## [Problem to solve]
Print out each record below, unaltered and complete, without its images.

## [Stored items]
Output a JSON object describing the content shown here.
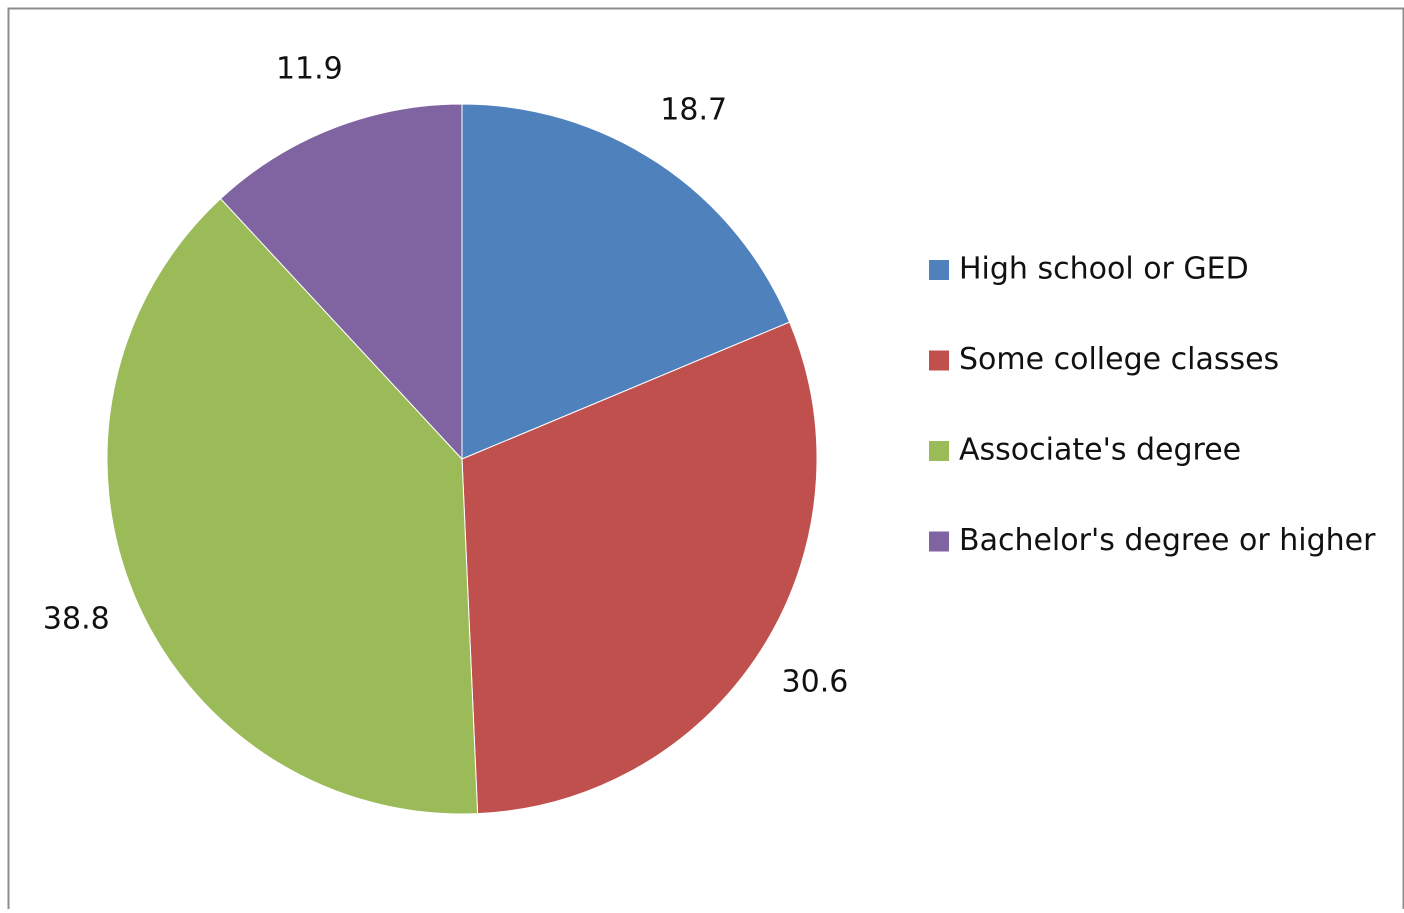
{
  "chart_data": {
    "type": "pie",
    "categories": [
      "High school or GED",
      "Some college classes",
      "Associate's degree",
      "Bachelor's degree or higher"
    ],
    "values": [
      18.7,
      30.6,
      38.8,
      11.9
    ],
    "colors": [
      "#4f81bd",
      "#c0504d",
      "#9bbb59",
      "#8064a2"
    ],
    "legend": "right"
  }
}
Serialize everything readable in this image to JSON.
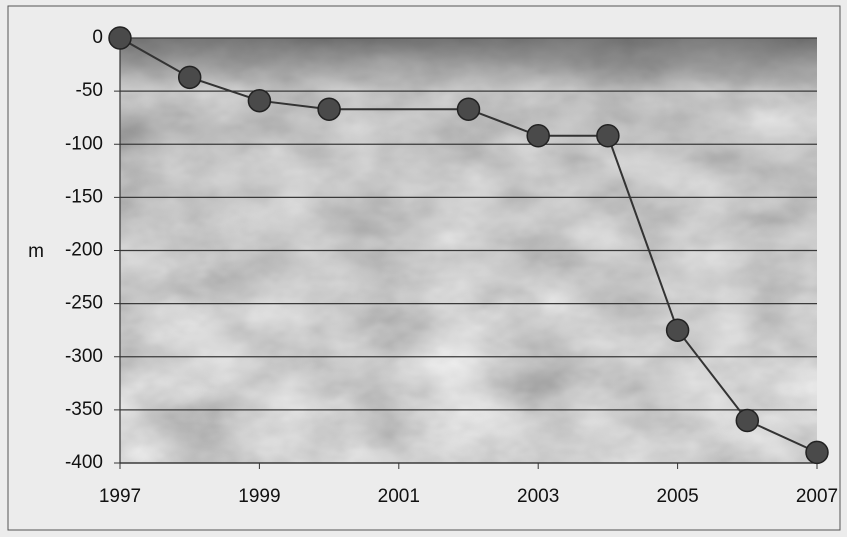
{
  "chart_data": {
    "type": "line",
    "y_label": "m",
    "x": [
      1997,
      1998,
      1999,
      2000,
      2002,
      2003,
      2004,
      2005,
      2006,
      2007
    ],
    "values": [
      0,
      -37,
      -59,
      -67,
      -67,
      -92,
      -92,
      -275,
      -360,
      -390
    ],
    "color": "#333333",
    "marker_color": "#4a4a4a",
    "xlim": [
      1997,
      2007
    ],
    "xticks": [
      1997,
      1999,
      2001,
      2003,
      2005,
      2007
    ],
    "ylim": [
      -400,
      0
    ],
    "yticks": [
      0,
      -50,
      -100,
      -150,
      -200,
      -250,
      -300,
      -350,
      -400
    ],
    "grid": true
  }
}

## [Reply to the exercise]
Output a JSON object describing the content shown here.
{
  "chart_data": {
    "type": "pie",
    "categories": [
      "High school or GED",
      "Some college classes",
      "Associate's degree",
      "Bachelor's degree or higher"
    ],
    "values": [
      18.7,
      30.6,
      38.8,
      11.9
    ],
    "colors": [
      "#4f81bd",
      "#c0504d",
      "#9bbb59",
      "#8064a2"
    ],
    "legend": "right"
  }
}
Serialize everything readable in this image to JSON.
{
  "chart_data": {
    "type": "line",
    "y_label": "m",
    "x": [
      1997,
      1998,
      1999,
      2000,
      2002,
      2003,
      2004,
      2005,
      2006,
      2007
    ],
    "values": [
      0,
      -37,
      -59,
      -67,
      -67,
      -92,
      -92,
      -275,
      -360,
      -390
    ],
    "color": "#333333",
    "marker_color": "#4a4a4a",
    "xlim": [
      1997,
      2007
    ],
    "xticks": [
      1997,
      1999,
      2001,
      2003,
      2005,
      2007
    ],
    "ylim": [
      -400,
      0
    ],
    "yticks": [
      0,
      -50,
      -100,
      -150,
      -200,
      -250,
      -300,
      -350,
      -400
    ],
    "grid": true
  }
}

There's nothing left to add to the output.